> _Exercise requirements_: Using the entries that follow, collect the lines where the word "Japanese" appears.

-- Task material start --

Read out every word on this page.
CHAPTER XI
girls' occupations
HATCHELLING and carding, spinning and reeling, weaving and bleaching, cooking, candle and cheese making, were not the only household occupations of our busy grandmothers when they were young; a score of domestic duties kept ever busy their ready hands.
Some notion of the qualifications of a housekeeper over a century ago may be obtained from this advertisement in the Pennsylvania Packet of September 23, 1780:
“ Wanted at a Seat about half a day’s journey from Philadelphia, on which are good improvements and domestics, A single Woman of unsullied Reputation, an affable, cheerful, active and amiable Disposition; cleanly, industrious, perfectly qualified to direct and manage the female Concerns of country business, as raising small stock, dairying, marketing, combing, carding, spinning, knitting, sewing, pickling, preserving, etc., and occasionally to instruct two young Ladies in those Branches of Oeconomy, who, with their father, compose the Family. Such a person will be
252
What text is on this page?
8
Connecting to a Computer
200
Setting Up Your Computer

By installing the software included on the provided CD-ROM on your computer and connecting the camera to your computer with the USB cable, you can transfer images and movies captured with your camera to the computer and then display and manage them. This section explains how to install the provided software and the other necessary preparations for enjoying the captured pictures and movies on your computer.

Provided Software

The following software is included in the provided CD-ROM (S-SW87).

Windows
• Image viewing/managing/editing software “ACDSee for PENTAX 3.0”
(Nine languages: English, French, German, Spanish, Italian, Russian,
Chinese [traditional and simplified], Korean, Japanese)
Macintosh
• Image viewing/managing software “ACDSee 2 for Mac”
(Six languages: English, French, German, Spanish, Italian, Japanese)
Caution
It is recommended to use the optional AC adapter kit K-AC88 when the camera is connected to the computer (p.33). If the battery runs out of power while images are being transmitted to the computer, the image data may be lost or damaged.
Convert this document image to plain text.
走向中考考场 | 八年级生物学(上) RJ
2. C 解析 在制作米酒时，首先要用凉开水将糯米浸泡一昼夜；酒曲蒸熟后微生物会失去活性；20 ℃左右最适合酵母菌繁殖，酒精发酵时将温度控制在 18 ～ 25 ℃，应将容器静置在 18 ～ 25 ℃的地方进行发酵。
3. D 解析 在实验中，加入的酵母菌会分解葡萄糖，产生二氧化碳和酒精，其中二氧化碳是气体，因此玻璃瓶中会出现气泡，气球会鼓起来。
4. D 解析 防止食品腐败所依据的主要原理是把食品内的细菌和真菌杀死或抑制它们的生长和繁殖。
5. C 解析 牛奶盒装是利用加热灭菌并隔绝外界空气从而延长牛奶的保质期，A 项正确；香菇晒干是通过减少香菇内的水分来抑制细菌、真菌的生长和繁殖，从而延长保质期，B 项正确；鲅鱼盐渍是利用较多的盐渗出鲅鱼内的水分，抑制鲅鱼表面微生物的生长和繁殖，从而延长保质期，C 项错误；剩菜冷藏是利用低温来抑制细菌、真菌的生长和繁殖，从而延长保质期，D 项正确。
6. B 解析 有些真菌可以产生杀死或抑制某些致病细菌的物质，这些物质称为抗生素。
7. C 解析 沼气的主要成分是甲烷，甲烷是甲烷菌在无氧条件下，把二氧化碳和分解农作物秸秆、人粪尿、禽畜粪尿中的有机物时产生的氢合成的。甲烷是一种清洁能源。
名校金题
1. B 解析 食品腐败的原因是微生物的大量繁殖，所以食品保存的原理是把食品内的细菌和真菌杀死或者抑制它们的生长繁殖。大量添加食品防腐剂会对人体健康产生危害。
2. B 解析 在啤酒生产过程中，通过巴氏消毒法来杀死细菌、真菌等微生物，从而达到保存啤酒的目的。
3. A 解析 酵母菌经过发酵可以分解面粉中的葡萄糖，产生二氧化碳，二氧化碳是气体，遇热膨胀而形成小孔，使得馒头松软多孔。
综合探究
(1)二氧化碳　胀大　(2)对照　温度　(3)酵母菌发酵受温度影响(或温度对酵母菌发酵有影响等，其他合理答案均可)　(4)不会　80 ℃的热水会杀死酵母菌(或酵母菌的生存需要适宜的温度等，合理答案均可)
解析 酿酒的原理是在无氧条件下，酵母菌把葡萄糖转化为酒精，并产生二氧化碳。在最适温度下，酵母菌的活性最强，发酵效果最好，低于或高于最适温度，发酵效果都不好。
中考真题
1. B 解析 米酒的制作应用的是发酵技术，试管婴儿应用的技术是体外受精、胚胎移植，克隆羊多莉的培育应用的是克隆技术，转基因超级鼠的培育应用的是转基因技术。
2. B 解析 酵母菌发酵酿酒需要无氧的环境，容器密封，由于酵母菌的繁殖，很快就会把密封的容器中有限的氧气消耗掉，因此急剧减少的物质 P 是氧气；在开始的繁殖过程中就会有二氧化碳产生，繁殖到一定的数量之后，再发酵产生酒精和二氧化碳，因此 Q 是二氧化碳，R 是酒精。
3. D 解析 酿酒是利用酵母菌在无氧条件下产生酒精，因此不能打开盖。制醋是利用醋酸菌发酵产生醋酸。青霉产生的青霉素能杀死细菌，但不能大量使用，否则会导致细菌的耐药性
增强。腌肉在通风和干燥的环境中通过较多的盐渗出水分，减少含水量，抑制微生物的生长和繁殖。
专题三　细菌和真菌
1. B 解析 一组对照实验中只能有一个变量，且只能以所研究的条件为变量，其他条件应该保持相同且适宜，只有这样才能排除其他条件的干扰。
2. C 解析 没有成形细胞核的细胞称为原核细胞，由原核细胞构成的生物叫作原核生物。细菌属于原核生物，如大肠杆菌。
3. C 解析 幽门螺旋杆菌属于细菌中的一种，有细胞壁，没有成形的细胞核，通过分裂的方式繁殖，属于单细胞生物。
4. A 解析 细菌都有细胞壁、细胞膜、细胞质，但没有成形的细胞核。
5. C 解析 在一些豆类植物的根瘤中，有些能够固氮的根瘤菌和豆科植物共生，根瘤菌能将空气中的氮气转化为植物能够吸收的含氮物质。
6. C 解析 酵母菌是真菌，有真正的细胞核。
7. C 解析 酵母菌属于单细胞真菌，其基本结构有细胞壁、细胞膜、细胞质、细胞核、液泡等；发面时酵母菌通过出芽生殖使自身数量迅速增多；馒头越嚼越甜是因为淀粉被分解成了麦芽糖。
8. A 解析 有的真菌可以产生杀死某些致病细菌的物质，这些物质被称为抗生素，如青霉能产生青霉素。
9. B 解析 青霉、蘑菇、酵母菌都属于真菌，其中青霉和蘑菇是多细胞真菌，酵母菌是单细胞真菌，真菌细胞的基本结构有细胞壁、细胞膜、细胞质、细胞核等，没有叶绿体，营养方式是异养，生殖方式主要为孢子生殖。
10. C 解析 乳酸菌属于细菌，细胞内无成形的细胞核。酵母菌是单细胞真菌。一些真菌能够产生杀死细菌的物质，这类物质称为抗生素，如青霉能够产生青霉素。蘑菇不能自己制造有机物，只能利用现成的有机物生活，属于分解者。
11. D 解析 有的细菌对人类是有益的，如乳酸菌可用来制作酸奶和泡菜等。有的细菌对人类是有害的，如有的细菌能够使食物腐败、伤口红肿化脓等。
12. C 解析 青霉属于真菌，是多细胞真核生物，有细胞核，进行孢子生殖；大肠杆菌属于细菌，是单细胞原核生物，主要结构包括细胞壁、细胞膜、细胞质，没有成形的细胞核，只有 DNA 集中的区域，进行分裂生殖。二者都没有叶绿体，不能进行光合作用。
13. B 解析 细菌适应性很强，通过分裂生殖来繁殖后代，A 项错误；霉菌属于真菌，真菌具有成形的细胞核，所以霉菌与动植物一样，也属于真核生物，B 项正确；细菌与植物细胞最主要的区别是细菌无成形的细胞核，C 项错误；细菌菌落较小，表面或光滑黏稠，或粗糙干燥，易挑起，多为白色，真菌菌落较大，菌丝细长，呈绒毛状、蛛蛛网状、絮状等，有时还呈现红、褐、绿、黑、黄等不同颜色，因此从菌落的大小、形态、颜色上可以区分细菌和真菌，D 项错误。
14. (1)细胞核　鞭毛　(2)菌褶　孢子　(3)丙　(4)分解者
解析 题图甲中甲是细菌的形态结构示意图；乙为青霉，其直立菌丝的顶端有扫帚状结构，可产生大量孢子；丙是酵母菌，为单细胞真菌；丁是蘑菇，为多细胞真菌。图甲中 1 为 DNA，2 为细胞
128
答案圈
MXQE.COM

-- Task material end --

> _Solution for this exercise_:
Chinese [traditional and simplified], Korean, Japanese)
(Six languages: English, French, German, Spanish, Italian, Japanese)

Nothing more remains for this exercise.